__Extract to read__
- - -
Jan F M A M J J A S O N Dec
        P P P P        

(Best months for growing Borage in Australia - tropical regions)

P = Sow seed

  • Easy to grow. Sow in garden. Sow seed at a depth approximately three times the diameter of the seed. Best planted at soil temperatures between 10°C and 25°C. (Show °F/in)
  • Space plants: 20 cm apart
  • Harvest in 8-10 weeks. Use leaves before flowers appear, otherwise they will be 'hairy'. .
  • Compatible with (can grow beside): Strawberry, tomatoes, zucchini/squash. Deters pests from many plants.
  • Borage flowers
    Borage flowers

A tall, attractive plant, often grown in flowerbeds. Bright blue star-shaped edible flowers. Grow in a sunny spot with well drained fertile soil. Borage dies down in the winter, but probably you will not need to buy any more seeds as it self seeds quite vigorously and spreads around the garden. Luckily, it is so attractive that it adds to the general design.

Will grow almost anywhere but prefers well-drained soil. Can be transplanted when young but older plants do not move well.

Culinary hints - cooking and eating Borage

Has a slight cucumber taste which goes well in salads and when cooked with silver beet or cabbage.
The flowers make a pretty drink decoration when frozen in an iceblock.
- - -
__Supplied material__
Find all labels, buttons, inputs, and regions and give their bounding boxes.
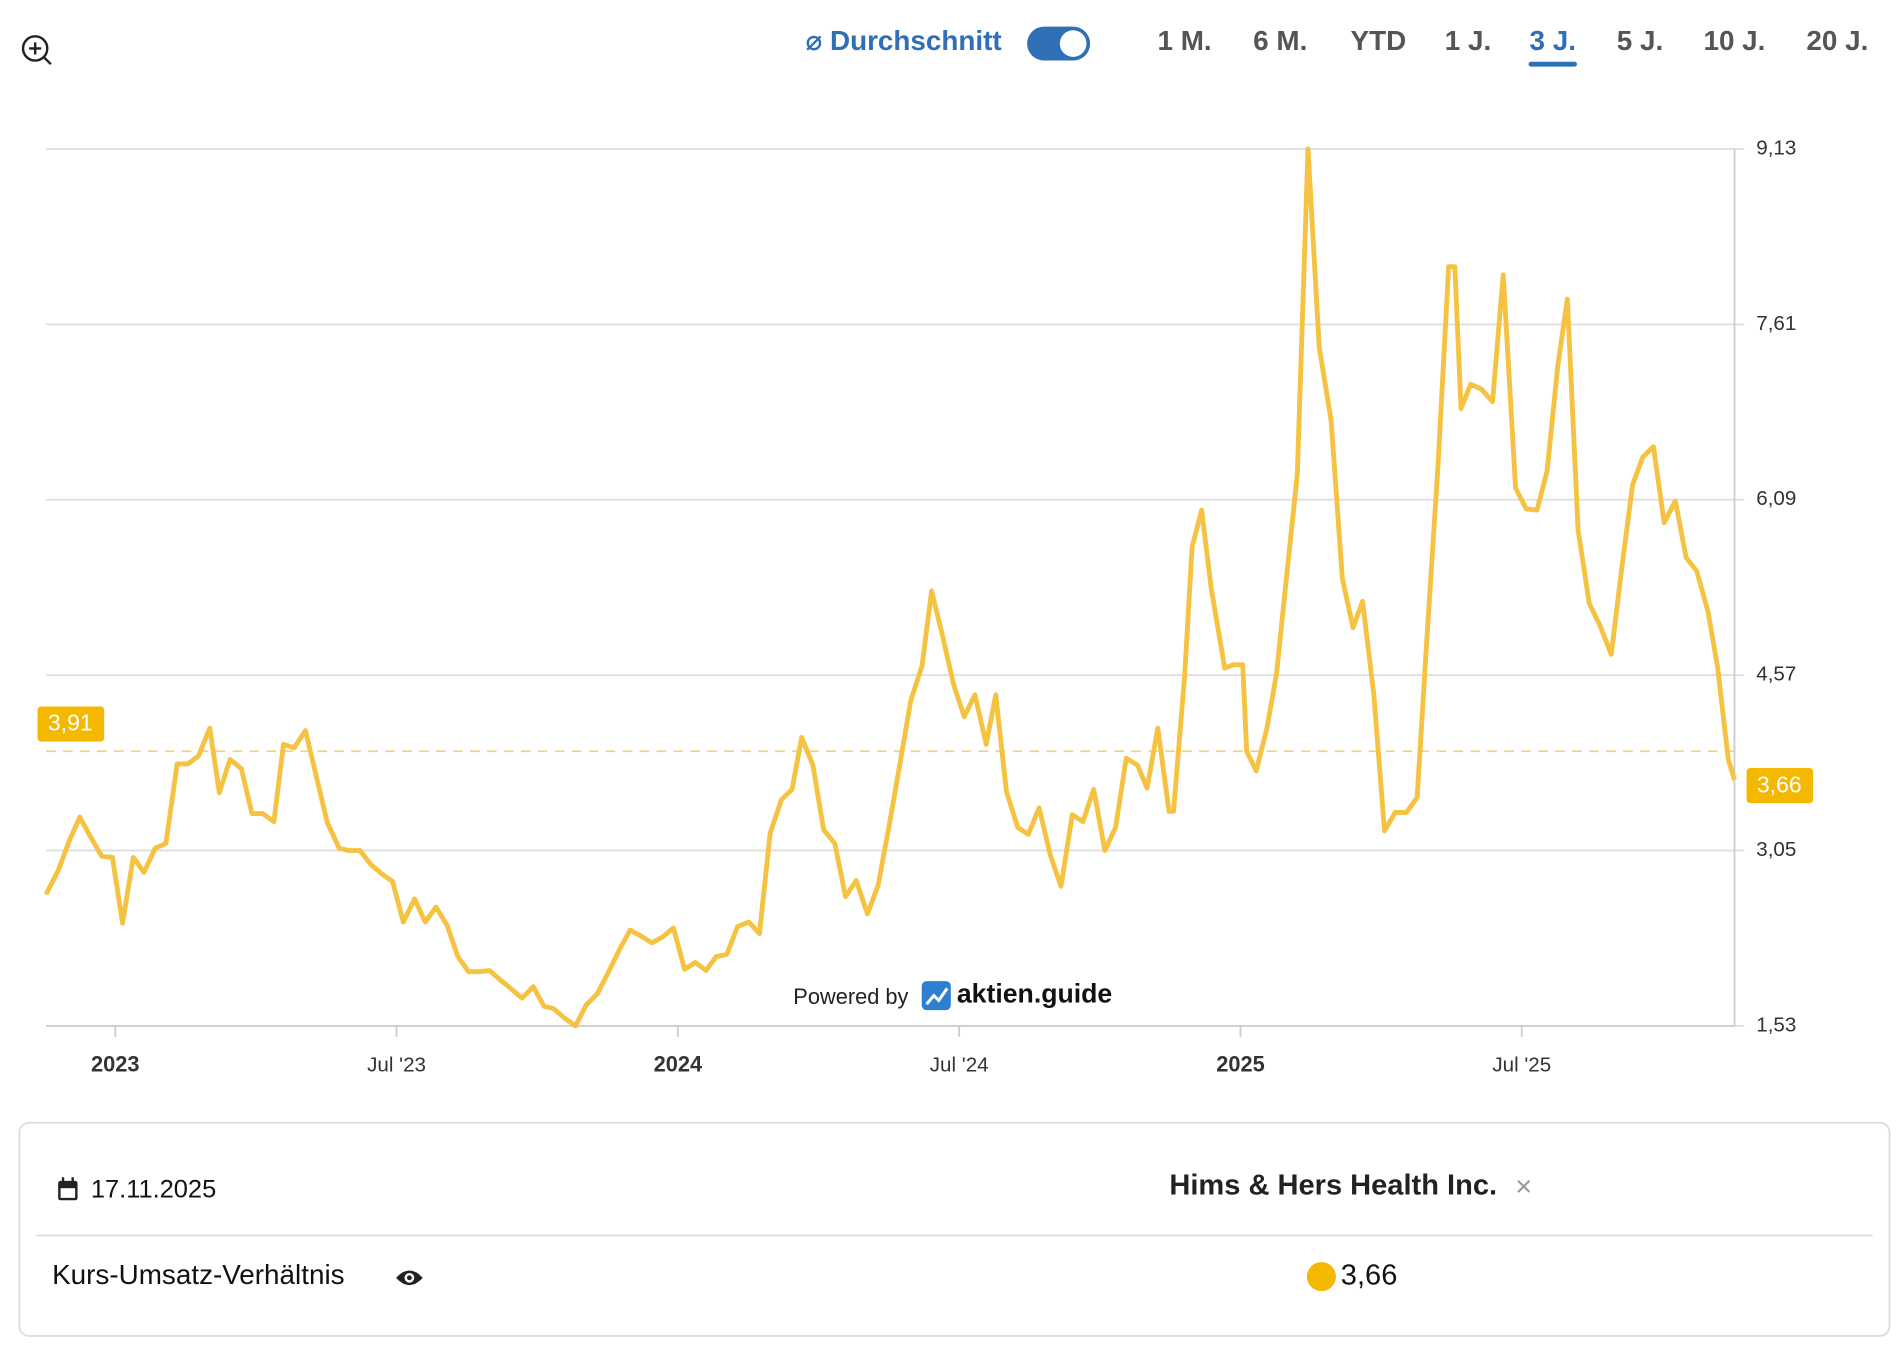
- - -
__Problems to work on__
[A] Rewrite the borage growing guide from the words "Will grow almost" through the words "beet or cabbage.", replacing "cucumber" with "celery".
[B] According to the borage growing guide, why should the leaves be used before the flowers appear?
[C] Continue the borage growing guide after its last sentence.
The material has no connection to the borage growing guide.

__Answers to each task__
[A]
Will grow almost anywhere but prefers well-drained soil. Can be transplanted when young but older plants do not move well.

Culinary hints - cooking and eating Borage

Has a slight celery taste which goes well in salads and when cooked with silver beet or cabbage.

[B] If they are picked after the flowers appear, the leaves will be "hairy."

[C]
Your comments and tips

29 Nov 17, JB (Australia - temperate climate)
I would be careful when planting it as a companion in among other plants because it grows very large and spreads everywhere and can actually end up shading other plants and taking up a lot of room. It's a great way to attract bees though so I would recommend setting an area where there is space for it to grow aside and planting it there. It flowers pretty much all year round and pops up absolutely everywhere once it gets going which is good because you can cut it back or pull it out when it's in the way and you know it will appear again later somewhere in the garden.
17 Oct 14, Elizabeth (Australia - temperate climate)
I thought Comfrey was good as a fertiliser, not Borage. If it is that's great as I find it coming up everywhere! I keep bees and they love it. It grows nine months a year here. Flowers look lovely in ice blocks.
01 Dec 13, Max (Australia - temperate climate)
Borage is great with pasta as well!! Just get some young leaves, chop them in a half, get the water boiling. In the mean time peel one small potato per pasta portion. I use fusilli. Chop potatoes finely and throw pasta borage and potatoes at once, with a pinch of extra salt for the spuds! While it's cooking, fry some anchovies and garlic in a frying pan, then drain the pasta and throw it in the frying pan and saute for a couple of minutes. Delicious and unique! Buon appetito!
12 Nov 13, Shane Mcsweeney (Australia - sub-tropical climate)
I have had wonderful success with Borage this year in melbourne. It survived a cold winter and has had the most amazing blue flowers. In conjunction with mustard i have had excellent bee activity for the last few months as we have entered spring now. As Borage grew quite big in my vege garden, i am hoping to only have one plat growing as a companion. I haven't used it for any eating yet, but i have read it is ok for salads.
19 May 13, Lockie (Australia - temperate climate)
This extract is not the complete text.